▶ _TASKS AND EXERCISES_
(A) Answer these questions about the article on Lenovo's U.S. launch, one per line:
(i) At what event will the enhancements to Lenovo's business partner program be formally announced?
(ii) Which company does John Marks lead as CEO?
(iii) For how many more years may Lenovo use the IBM brand in its ThinkPad and ThinkCentre lines?
(B) Carry the article on Lenovo's U.S. launch forward from its final sentence.

▶ _EXCERPT PROVIDED_
Lenovo Taps Partners To Help Make Its Name In U.S.
Lenovo this week rolled out its first U.S. products under the Lenovo brand, including a series of notebooks and desktops jointly developed by its teams in the United States, China and Japan. Executives said Purchase, N.Y.-based Lenovo also is headed toward significant upgrades to its channel programs--upgrades that the vendor has been signaling in meetings with solution providers since late last year.
"We're substantially enhancing the business partner program," said Craig Merrigan, vice president of strategy, market intelligence and design at Lenovo. The enhancements will be formally announced next month at the vendor's PartnerWorld conference, he said.
"They've been very strong," said John Marks, CEO of JDM Infrastructure, a Rosemont, Ill.-based Lenovo solution provider. "They've been aggressive. I think they know they have to make a name for themselves, and they don&'t have a lot of time to do it."
Though Lenovo has the right to use the IBM brand in its ThinkPad and ThinkCentre product lines for another four years, company management has signaled its intention to start introducing the Lenovo brand it built in Hong Kong and China. The new products include the Lenovo 3000 family of systems, which will feature chips from Intel and Advanced Micro Devices.

▶ _Stored data entries_
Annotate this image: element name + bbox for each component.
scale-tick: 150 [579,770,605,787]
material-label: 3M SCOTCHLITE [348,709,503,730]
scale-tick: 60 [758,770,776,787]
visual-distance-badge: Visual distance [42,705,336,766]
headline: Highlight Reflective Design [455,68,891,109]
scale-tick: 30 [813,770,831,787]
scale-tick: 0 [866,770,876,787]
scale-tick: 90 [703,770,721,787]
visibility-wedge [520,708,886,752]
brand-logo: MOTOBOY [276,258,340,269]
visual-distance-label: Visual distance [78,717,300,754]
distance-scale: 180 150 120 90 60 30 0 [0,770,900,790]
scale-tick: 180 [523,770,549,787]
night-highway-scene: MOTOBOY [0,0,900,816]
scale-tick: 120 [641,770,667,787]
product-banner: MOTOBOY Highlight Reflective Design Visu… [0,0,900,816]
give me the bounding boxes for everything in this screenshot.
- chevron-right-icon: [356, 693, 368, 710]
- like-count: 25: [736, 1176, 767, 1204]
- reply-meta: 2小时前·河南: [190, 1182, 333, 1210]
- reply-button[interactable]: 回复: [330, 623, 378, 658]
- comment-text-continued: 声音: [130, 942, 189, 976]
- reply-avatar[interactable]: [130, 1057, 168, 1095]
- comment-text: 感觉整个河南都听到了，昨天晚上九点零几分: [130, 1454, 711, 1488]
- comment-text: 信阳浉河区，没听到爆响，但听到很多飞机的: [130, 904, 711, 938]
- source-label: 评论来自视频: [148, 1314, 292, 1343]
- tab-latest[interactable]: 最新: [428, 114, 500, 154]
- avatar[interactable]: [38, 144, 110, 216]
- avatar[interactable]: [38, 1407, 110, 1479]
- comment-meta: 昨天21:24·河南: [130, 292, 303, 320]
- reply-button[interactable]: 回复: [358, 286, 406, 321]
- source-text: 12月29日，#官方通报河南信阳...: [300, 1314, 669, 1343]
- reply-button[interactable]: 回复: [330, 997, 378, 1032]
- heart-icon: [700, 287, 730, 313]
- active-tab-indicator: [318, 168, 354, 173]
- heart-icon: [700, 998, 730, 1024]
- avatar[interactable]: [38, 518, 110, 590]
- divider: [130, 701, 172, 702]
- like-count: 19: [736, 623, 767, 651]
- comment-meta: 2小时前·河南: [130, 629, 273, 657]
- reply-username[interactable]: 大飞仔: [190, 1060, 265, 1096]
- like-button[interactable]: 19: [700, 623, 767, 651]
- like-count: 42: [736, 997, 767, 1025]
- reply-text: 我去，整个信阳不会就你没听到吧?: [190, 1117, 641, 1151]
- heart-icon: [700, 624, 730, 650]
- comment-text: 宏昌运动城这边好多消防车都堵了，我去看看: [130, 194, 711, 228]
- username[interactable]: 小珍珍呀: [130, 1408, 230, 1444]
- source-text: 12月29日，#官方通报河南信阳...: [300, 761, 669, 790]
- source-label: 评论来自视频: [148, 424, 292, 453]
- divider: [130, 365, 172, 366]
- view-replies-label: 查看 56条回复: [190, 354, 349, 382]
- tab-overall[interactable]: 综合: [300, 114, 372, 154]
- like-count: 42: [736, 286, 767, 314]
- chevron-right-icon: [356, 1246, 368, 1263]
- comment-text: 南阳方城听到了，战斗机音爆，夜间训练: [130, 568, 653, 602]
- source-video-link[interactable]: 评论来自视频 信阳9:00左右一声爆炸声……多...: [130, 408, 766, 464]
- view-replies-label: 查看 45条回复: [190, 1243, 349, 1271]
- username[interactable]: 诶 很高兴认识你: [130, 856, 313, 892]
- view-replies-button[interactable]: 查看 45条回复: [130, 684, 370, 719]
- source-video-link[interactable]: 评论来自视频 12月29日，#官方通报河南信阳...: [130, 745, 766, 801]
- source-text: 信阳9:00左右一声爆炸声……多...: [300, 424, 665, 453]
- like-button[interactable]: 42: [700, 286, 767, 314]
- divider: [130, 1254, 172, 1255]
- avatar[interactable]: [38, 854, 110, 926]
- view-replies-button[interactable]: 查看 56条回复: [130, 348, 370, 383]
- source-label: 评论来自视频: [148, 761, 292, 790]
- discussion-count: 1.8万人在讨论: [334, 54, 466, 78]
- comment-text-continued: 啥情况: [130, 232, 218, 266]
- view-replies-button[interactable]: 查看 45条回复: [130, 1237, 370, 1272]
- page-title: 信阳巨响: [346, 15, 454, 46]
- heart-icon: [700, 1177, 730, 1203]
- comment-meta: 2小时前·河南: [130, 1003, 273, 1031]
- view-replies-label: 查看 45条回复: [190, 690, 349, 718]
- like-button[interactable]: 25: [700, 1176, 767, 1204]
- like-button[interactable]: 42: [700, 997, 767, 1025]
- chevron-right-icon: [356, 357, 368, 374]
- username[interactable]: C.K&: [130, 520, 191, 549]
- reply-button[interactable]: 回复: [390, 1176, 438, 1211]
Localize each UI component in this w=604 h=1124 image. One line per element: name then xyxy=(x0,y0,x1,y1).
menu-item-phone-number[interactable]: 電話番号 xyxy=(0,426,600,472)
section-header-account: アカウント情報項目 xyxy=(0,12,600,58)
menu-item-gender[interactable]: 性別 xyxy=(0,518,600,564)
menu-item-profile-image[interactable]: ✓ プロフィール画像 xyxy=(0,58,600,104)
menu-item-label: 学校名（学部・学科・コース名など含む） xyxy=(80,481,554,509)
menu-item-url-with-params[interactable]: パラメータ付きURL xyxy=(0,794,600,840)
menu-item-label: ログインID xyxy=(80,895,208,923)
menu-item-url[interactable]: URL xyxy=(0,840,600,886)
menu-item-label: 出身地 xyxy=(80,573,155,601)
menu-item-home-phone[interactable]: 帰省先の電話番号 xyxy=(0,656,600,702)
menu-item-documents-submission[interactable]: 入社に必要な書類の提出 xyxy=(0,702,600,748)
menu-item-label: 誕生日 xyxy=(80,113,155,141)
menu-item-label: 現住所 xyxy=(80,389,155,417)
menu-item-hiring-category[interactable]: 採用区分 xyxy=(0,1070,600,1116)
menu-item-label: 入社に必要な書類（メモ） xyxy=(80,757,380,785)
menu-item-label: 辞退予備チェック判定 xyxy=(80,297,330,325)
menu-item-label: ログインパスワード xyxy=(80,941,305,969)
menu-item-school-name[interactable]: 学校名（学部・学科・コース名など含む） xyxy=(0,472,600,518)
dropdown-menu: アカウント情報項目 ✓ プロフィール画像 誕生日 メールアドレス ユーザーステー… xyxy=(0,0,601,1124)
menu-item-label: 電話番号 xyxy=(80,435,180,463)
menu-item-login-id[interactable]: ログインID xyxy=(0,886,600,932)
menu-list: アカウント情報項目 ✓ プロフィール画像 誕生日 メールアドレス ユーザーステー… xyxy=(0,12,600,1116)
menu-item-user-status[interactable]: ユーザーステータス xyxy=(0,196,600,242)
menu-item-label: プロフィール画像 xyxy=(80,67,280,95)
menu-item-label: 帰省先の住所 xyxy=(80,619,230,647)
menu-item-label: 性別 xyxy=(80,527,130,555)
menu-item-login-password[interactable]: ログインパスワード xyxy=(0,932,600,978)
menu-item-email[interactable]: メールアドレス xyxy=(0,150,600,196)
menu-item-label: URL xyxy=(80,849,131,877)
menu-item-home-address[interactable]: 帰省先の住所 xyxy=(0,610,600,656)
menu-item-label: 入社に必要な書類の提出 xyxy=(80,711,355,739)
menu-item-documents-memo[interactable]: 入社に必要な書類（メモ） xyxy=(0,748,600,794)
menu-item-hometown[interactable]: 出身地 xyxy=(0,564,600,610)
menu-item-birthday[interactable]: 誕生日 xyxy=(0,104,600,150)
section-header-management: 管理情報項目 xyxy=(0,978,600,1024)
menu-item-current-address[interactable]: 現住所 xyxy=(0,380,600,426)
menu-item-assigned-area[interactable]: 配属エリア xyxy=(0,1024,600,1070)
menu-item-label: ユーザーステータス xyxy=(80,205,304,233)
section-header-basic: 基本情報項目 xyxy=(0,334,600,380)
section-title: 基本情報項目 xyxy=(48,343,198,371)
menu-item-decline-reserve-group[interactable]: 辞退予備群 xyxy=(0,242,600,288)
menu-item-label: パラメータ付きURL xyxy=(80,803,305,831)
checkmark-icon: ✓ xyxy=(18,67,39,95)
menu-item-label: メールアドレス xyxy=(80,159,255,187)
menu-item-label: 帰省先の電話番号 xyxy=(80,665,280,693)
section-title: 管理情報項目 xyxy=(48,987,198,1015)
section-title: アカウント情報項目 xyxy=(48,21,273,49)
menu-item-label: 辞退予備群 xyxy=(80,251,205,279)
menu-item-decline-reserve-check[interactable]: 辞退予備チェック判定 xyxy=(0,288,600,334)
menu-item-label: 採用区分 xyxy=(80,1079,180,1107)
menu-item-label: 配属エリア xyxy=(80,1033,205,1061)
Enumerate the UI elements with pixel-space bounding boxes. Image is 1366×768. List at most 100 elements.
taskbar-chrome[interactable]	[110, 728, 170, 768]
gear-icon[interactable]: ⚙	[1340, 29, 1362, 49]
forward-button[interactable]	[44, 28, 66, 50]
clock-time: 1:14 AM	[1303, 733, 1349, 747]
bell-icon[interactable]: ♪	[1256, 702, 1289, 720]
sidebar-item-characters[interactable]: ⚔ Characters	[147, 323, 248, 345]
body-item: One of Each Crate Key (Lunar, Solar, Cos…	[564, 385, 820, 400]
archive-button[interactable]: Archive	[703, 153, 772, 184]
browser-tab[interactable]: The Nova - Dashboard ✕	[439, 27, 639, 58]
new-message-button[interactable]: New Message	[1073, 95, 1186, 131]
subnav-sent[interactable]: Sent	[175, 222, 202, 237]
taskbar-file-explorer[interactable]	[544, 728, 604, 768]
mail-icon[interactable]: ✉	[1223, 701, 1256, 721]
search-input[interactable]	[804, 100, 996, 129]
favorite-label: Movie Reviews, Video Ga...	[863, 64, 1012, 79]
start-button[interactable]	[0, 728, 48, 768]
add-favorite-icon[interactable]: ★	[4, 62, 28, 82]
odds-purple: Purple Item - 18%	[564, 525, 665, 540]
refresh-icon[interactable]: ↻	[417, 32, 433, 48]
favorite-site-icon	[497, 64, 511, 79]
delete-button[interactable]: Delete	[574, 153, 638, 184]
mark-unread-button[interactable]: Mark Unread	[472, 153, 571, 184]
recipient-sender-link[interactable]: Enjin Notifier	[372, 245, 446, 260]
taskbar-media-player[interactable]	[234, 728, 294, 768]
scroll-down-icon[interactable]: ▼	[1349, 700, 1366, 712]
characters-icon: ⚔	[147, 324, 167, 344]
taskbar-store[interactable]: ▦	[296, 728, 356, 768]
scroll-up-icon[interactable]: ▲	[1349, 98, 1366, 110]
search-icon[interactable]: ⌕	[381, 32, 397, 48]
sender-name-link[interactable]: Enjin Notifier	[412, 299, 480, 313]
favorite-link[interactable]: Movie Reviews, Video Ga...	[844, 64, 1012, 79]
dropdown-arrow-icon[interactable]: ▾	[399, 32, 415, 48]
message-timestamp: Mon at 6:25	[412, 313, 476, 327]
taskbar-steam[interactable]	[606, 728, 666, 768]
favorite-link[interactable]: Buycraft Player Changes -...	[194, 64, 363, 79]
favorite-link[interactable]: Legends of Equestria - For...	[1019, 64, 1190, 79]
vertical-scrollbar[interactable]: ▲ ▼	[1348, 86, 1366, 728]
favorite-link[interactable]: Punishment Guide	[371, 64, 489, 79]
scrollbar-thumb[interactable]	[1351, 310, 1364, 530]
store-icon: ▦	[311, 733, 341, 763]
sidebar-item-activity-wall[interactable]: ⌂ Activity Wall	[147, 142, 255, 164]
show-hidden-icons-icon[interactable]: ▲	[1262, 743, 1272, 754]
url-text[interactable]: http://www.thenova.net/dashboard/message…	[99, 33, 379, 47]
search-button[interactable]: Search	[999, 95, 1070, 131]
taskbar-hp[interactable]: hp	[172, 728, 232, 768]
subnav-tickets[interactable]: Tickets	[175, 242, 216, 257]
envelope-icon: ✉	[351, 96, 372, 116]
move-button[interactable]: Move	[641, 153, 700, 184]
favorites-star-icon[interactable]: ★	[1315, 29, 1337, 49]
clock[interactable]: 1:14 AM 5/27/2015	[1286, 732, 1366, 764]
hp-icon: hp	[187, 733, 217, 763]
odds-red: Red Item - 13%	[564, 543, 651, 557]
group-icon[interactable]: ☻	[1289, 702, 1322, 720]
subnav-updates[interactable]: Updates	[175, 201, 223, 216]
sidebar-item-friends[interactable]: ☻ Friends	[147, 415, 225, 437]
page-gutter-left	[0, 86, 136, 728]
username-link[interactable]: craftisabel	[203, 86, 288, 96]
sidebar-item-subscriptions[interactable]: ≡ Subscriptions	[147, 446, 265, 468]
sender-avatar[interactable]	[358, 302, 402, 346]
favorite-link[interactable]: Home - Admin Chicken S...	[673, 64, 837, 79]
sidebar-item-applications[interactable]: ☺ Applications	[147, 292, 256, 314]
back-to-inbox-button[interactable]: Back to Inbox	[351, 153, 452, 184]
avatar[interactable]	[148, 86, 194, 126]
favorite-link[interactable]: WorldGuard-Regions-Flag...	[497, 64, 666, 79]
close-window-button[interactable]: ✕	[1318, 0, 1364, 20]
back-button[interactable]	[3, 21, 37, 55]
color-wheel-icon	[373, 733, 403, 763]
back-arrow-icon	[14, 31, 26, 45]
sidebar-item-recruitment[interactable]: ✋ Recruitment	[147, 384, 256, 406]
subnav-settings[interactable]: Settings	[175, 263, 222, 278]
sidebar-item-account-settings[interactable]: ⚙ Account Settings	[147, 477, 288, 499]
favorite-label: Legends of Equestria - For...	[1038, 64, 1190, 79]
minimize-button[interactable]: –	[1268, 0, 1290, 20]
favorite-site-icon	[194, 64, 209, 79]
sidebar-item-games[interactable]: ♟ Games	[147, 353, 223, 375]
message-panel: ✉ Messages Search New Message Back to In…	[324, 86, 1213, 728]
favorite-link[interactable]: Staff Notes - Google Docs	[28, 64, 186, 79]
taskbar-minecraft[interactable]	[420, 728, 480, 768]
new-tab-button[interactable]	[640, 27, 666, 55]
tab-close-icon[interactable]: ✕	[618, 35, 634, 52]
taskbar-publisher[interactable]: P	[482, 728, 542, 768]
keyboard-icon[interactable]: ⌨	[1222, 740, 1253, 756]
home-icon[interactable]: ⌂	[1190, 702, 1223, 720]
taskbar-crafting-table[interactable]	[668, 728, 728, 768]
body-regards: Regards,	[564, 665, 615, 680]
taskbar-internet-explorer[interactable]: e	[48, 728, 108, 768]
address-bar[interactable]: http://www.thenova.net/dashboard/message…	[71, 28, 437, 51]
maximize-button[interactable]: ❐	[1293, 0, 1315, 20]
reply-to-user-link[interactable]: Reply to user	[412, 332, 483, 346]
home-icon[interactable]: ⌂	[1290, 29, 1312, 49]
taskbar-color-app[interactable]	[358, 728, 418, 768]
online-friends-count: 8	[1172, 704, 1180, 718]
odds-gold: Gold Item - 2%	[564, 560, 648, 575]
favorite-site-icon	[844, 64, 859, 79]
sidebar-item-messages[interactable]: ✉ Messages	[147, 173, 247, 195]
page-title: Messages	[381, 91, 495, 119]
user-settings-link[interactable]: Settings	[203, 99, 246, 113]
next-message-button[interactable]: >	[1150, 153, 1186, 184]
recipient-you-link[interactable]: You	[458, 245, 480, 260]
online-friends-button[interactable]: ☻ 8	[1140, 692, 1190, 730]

▶ _ANSWERS_
(A)
(i) The vendor's PartnerWorld conference, next month.
(ii) JDM Infrastructure, a Lenovo solution provider based in Rosemont, Ill.
(iii) Four more years.

(B)
The Lenovo 3000 notebooks and desktops also target what company executives have said is key customer segment: small and midsize businesses. The notebooks, including the Lenovo C100, will depart from ThinkPads not just in name, but also in appearance. The systems are silver and weigh a hefty 6.2 pounds. Initially, they will run with Intel Pentium M or Celeron M chips.
Lenovo executives also said the company plans to begin shipping Lenovo 3000 N Series widescreen notebooks, with 14.1-inch and 15.4-inch displays, in March and the Lenovo 3000 V Series laptops, with 12-inch displays, in the second quarter.
The Lenovo 3000 desktops include the J100 and J105 models, which will run on Intel Pentium 4 or Celeron chips or AMD Sempron or Athlon processors. It's the first time Lenovo is introducing U.S. products with AMD chips.
Also with the new computers, Lenovo announced Lenovo Care, a system management feature geared toward small businesses. It provides one-button disaster recovery that restores a system to a previous level, as well as offers auto bios and driver updates plus IBM service and support.
"We all know that [small businesses] do not have IT shops," said Bob Galush, Lenovo's vice president of desktop marketing. "We want to provide something to make it easier for them to function, easier for them to use their system."
Galush said he expects 75 percent to 80 percent of the Lenovo systems globally to ship through business partners in the channel, with the rest being sold direct. That number could vary depending on geography, he said.
Also with the systems, Lenovo will bundle the Google Toolbar, Google Desktop and Picasa software plus Roxio Digital Media, Norton Internet Security and Corel Small Buisness Center applications, Galush said.
The new computers bring the most aggressive pricing that Lenovo has offered. The C100 notebooks have an entry-level street price of $599, with the J Series desktops at $349. Solution providers were intrigued by Lenovo&'s pricing, especially in terms of how it positions the company against Dell.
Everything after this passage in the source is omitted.